▶ **REQUIREMENTS**
Restate the data exactly as given and keep the pictures out.

— Begin —

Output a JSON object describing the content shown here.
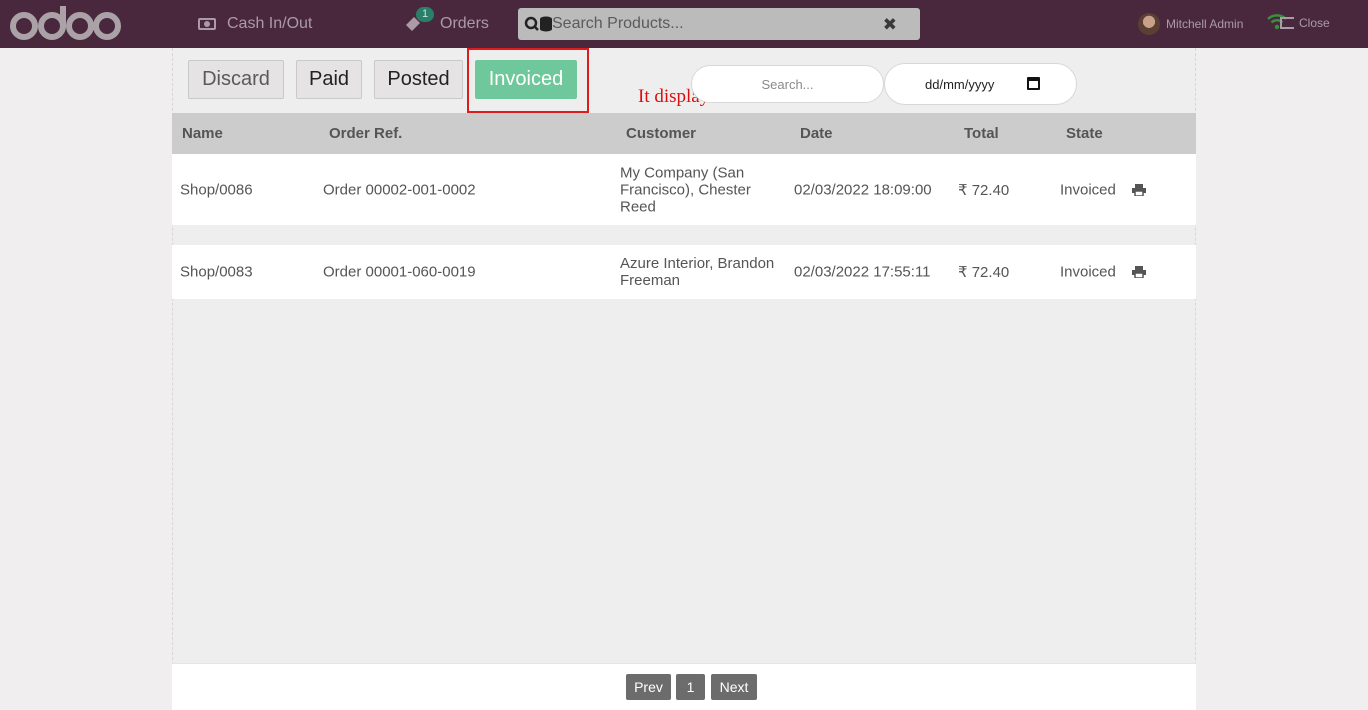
{
  "app": {
    "brand": "odoo"
  },
  "topbar": {
    "cash_label": "Cash In/Out",
    "orders_label": "Orders",
    "orders_badge": "1",
    "search_placeholder": "Search Products...",
    "user_name": "Mitchell Admin",
    "close_label": "Close"
  },
  "filters": {
    "discard": "Discard",
    "paid": "Paid",
    "posted": "Posted",
    "invoiced": "Invoiced",
    "active": "Invoiced"
  },
  "annotation": "It display all invoiced order.",
  "search": {
    "placeholder": "Search...",
    "date_placeholder": "dd/mm/yyyy"
  },
  "table": {
    "headers": [
      "Name",
      "Order Ref.",
      "Customer",
      "Date",
      "Total",
      "State"
    ],
    "rows": [
      {
        "name": "Shop/0086",
        "ref": "Order 00002-001-0002",
        "customer": "My Company (San Francisco), Chester Reed",
        "date": "02/03/2022 18:09:00",
        "total": "₹ 72.40",
        "state": "Invoiced"
      },
      {
        "name": "Shop/0083",
        "ref": "Order 00001-060-0019",
        "customer": "Azure Interior, Brandon Freeman",
        "date": "02/03/2022 17:55:11",
        "total": "₹ 72.40",
        "state": "Invoiced"
      }
    ]
  },
  "pager": {
    "prev": "Prev",
    "page": "1",
    "next": "Next"
  },
  "colors": {
    "topbar": "#49283e",
    "accent": "#6ec89b",
    "annotation": "#d90f0f"
  }
}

— End —

▶ **RESPONSE FOR THIS EXERCISE**
Output a JSON object describing the content shown here.
{
  "app": {
    "brand": "odoo"
  },
  "topbar": {
    "cash_label": "Cash In/Out",
    "orders_label": "Orders",
    "orders_badge": "1",
    "search_placeholder": "Search Products...",
    "user_name": "Mitchell Admin",
    "close_label": "Close"
  },
  "filters": {
    "discard": "Discard",
    "paid": "Paid",
    "posted": "Posted",
    "invoiced": "Invoiced",
    "active": "Invoiced"
  },
  "annotation": "It display all invoiced order.",
  "search": {
    "placeholder": "Search...",
    "date_placeholder": "dd/mm/yyyy"
  },
  "table": {
    "headers": [
      "Name",
      "Order Ref.",
      "Customer",
      "Date",
      "Total",
      "State"
    ],
    "rows": [
      {
        "name": "Shop/0086",
        "ref": "Order 00002-001-0002",
        "customer": "My Company (San Francisco), Chester Reed",
        "date": "02/03/2022 18:09:00",
        "total": "₹ 72.40",
        "state": "Invoiced"
      },
      {
        "name": "Shop/0083",
        "ref": "Order 00001-060-0019",
        "customer": "Azure Interior, Brandon Freeman",
        "date": "02/03/2022 17:55:11",
        "total": "₹ 72.40",
        "state": "Invoiced"
      }
    ]
  },
  "pager": {
    "prev": "Prev",
    "page": "1",
    "next": "Next"
  },
  "colors": {
    "topbar": "#49283e",
    "accent": "#6ec89b",
    "annotation": "#d90f0f"
  }
}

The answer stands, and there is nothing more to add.